*Given task*.
Every record should be written out exactly, please.

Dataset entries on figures
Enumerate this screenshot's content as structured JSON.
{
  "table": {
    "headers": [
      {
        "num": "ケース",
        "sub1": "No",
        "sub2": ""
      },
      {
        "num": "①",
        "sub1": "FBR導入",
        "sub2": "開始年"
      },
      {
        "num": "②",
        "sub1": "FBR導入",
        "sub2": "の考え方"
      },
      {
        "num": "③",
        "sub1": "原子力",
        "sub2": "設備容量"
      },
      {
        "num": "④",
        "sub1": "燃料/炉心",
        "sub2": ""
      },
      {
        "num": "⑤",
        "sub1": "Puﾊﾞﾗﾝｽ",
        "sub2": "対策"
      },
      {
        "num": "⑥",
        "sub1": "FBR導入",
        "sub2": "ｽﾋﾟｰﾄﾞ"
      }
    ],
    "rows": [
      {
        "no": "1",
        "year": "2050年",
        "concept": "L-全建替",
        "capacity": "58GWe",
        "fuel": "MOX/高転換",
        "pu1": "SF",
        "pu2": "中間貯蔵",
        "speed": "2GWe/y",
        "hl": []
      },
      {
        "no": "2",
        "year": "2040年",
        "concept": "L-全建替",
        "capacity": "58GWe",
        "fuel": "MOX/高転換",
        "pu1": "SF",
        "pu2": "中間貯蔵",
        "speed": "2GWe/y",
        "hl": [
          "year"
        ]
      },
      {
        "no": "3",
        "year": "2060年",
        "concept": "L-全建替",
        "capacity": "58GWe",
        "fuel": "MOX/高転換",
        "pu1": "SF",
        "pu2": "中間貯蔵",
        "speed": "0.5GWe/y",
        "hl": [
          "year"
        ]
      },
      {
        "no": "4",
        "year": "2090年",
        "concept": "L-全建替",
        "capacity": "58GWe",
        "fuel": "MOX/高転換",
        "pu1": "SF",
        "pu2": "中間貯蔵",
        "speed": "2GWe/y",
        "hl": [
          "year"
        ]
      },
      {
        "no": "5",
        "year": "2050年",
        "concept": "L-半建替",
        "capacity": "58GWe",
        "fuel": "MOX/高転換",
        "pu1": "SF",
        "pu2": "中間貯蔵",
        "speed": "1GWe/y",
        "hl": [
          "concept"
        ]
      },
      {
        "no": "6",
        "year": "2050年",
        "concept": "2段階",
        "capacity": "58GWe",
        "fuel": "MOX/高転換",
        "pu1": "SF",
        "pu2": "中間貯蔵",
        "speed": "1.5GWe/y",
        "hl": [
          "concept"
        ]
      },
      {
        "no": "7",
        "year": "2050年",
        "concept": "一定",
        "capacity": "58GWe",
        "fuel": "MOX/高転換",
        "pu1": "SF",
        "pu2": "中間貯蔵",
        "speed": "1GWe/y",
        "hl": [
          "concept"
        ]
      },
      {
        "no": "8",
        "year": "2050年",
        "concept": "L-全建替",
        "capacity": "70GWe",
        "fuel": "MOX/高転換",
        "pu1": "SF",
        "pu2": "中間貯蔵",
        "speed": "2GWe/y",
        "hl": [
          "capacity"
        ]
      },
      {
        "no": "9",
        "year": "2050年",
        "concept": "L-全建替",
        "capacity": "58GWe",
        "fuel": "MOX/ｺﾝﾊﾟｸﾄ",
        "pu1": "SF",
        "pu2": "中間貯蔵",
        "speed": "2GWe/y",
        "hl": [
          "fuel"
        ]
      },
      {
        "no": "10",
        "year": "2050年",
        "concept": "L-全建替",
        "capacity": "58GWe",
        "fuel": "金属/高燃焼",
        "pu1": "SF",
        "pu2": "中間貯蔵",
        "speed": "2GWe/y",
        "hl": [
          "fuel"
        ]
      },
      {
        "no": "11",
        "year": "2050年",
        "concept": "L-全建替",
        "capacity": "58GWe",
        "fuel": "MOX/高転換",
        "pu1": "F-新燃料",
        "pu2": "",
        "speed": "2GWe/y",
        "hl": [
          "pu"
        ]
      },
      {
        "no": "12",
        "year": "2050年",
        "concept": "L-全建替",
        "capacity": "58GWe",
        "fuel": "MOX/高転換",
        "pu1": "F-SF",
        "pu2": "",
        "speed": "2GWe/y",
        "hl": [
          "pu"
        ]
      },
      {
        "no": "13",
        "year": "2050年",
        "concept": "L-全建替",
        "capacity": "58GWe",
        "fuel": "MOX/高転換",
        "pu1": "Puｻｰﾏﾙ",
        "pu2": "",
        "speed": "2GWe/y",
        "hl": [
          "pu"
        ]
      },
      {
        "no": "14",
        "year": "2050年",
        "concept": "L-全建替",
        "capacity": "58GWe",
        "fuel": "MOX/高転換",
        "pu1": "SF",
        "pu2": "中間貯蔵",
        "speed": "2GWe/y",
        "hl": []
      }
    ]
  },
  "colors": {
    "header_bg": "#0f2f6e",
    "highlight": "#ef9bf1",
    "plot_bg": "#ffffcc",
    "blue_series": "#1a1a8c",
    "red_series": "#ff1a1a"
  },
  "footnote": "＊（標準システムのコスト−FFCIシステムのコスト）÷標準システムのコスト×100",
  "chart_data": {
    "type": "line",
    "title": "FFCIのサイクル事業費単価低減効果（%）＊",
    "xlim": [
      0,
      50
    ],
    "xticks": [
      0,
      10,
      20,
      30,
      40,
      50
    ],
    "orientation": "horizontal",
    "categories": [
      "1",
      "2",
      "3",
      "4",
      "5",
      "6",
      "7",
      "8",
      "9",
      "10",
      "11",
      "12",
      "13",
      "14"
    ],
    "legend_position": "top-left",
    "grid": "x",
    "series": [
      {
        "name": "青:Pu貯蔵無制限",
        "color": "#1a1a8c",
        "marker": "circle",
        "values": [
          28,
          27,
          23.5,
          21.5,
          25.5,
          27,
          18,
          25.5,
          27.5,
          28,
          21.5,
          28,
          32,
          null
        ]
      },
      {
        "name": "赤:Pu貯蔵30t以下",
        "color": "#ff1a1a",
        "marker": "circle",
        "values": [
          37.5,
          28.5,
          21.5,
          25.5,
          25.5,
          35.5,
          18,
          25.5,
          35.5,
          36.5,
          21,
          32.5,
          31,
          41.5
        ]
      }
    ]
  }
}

*The answer*.
Enumerate this screenshot's content as structured JSON.
{
  "table": {
    "headers": [
      {
        "num": "ケース",
        "sub1": "No",
        "sub2": ""
      },
      {
        "num": "①",
        "sub1": "FBR導入",
        "sub2": "開始年"
      },
      {
        "num": "②",
        "sub1": "FBR導入",
        "sub2": "の考え方"
      },
      {
        "num": "③",
        "sub1": "原子力",
        "sub2": "設備容量"
      },
      {
        "num": "④",
        "sub1": "燃料/炉心",
        "sub2": ""
      },
      {
        "num": "⑤",
        "sub1": "Puﾊﾞﾗﾝｽ",
        "sub2": "対策"
      },
      {
        "num": "⑥",
        "sub1": "FBR導入",
        "sub2": "ｽﾋﾟｰﾄﾞ"
      }
    ],
    "rows": [
      {
        "no": "1",
        "year": "2050年",
        "concept": "L-全建替",
        "capacity": "58GWe",
        "fuel": "MOX/高転換",
        "pu1": "SF",
        "pu2": "中間貯蔵",
        "speed": "2GWe/y",
        "hl": []
      },
      {
        "no": "2",
        "year": "2040年",
        "concept": "L-全建替",
        "capacity": "58GWe",
        "fuel": "MOX/高転換",
        "pu1": "SF",
        "pu2": "中間貯蔵",
        "speed": "2GWe/y",
        "hl": [
          "year"
        ]
      },
      {
        "no": "3",
        "year": "2060年",
        "concept": "L-全建替",
        "capacity": "58GWe",
        "fuel": "MOX/高転換",
        "pu1": "SF",
        "pu2": "中間貯蔵",
        "speed": "0.5GWe/y",
        "hl": [
          "year"
        ]
      },
      {
        "no": "4",
        "year": "2090年",
        "concept": "L-全建替",
        "capacity": "58GWe",
        "fuel": "MOX/高転換",
        "pu1": "SF",
        "pu2": "中間貯蔵",
        "speed": "2GWe/y",
        "hl": [
          "year"
        ]
      },
      {
        "no": "5",
        "year": "2050年",
        "concept": "L-半建替",
        "capacity": "58GWe",
        "fuel": "MOX/高転換",
        "pu1": "SF",
        "pu2": "中間貯蔵",
        "speed": "1GWe/y",
        "hl": [
          "concept"
        ]
      },
      {
        "no": "6",
        "year": "2050年",
        "concept": "2段階",
        "capacity": "58GWe",
        "fuel": "MOX/高転換",
        "pu1": "SF",
        "pu2": "中間貯蔵",
        "speed": "1.5GWe/y",
        "hl": [
          "concept"
        ]
      },
      {
        "no": "7",
        "year": "2050年",
        "concept": "一定",
        "capacity": "58GWe",
        "fuel": "MOX/高転換",
        "pu1": "SF",
        "pu2": "中間貯蔵",
        "speed": "1GWe/y",
        "hl": [
          "concept"
        ]
      },
      {
        "no": "8",
        "year": "2050年",
        "concept": "L-全建替",
        "capacity": "70GWe",
        "fuel": "MOX/高転換",
        "pu1": "SF",
        "pu2": "中間貯蔵",
        "speed": "2GWe/y",
        "hl": [
          "capacity"
        ]
      },
      {
        "no": "9",
        "year": "2050年",
        "concept": "L-全建替",
        "capacity": "58GWe",
        "fuel": "MOX/ｺﾝﾊﾟｸﾄ",
        "pu1": "SF",
        "pu2": "中間貯蔵",
        "speed": "2GWe/y",
        "hl": [
          "fuel"
        ]
      },
      {
        "no": "10",
        "year": "2050年",
        "concept": "L-全建替",
        "capacity": "58GWe",
        "fuel": "金属/高燃焼",
        "pu1": "SF",
        "pu2": "中間貯蔵",
        "speed": "2GWe/y",
        "hl": [
          "fuel"
        ]
      },
      {
        "no": "11",
        "year": "2050年",
        "concept": "L-全建替",
        "capacity": "58GWe",
        "fuel": "MOX/高転換",
        "pu1": "F-新燃料",
        "pu2": "",
        "speed": "2GWe/y",
        "hl": [
          "pu"
        ]
      },
      {
        "no": "12",
        "year": "2050年",
        "concept": "L-全建替",
        "capacity": "58GWe",
        "fuel": "MOX/高転換",
        "pu1": "F-SF",
        "pu2": "",
        "speed": "2GWe/y",
        "hl": [
          "pu"
        ]
      },
      {
        "no": "13",
        "year": "2050年",
        "concept": "L-全建替",
        "capacity": "58GWe",
        "fuel": "MOX/高転換",
        "pu1": "Puｻｰﾏﾙ",
        "pu2": "",
        "speed": "2GWe/y",
        "hl": [
          "pu"
        ]
      },
      {
        "no": "14",
        "year": "2050年",
        "concept": "L-全建替",
        "capacity": "58GWe",
        "fuel": "MOX/高転換",
        "pu1": "SF",
        "pu2": "中間貯蔵",
        "speed": "2GWe/y",
        "hl": []
      }
    ]
  },
  "colors": {
    "header_bg": "#0f2f6e",
    "highlight": "#ef9bf1",
    "plot_bg": "#ffffcc",
    "blue_series": "#1a1a8c",
    "red_series": "#ff1a1a"
  },
  "footnote": "＊（標準システムのコスト−FFCIシステムのコスト）÷標準システムのコスト×100",
  "chart_data": {
    "type": "line",
    "title": "FFCIのサイクル事業費単価低減効果（%）＊",
    "xlim": [
      0,
      50
    ],
    "xticks": [
      0,
      10,
      20,
      30,
      40,
      50
    ],
    "orientation": "horizontal",
    "categories": [
      "1",
      "2",
      "3",
      "4",
      "5",
      "6",
      "7",
      "8",
      "9",
      "10",
      "11",
      "12",
      "13",
      "14"
    ],
    "legend_position": "top-left",
    "grid": "x",
    "series": [
      {
        "name": "青:Pu貯蔵無制限",
        "color": "#1a1a8c",
        "marker": "circle",
        "values": [
          28,
          27,
          23.5,
          21.5,
          25.5,
          27,
          18,
          25.5,
          27.5,
          28,
          21.5,
          28,
          32,
          null
        ]
      },
      {
        "name": "赤:Pu貯蔵30t以下",
        "color": "#ff1a1a",
        "marker": "circle",
        "values": [
          37.5,
          28.5,
          21.5,
          25.5,
          25.5,
          35.5,
          18,
          25.5,
          35.5,
          36.5,
          21,
          32.5,
          31,
          41.5
        ]
      }
    ]
  }
}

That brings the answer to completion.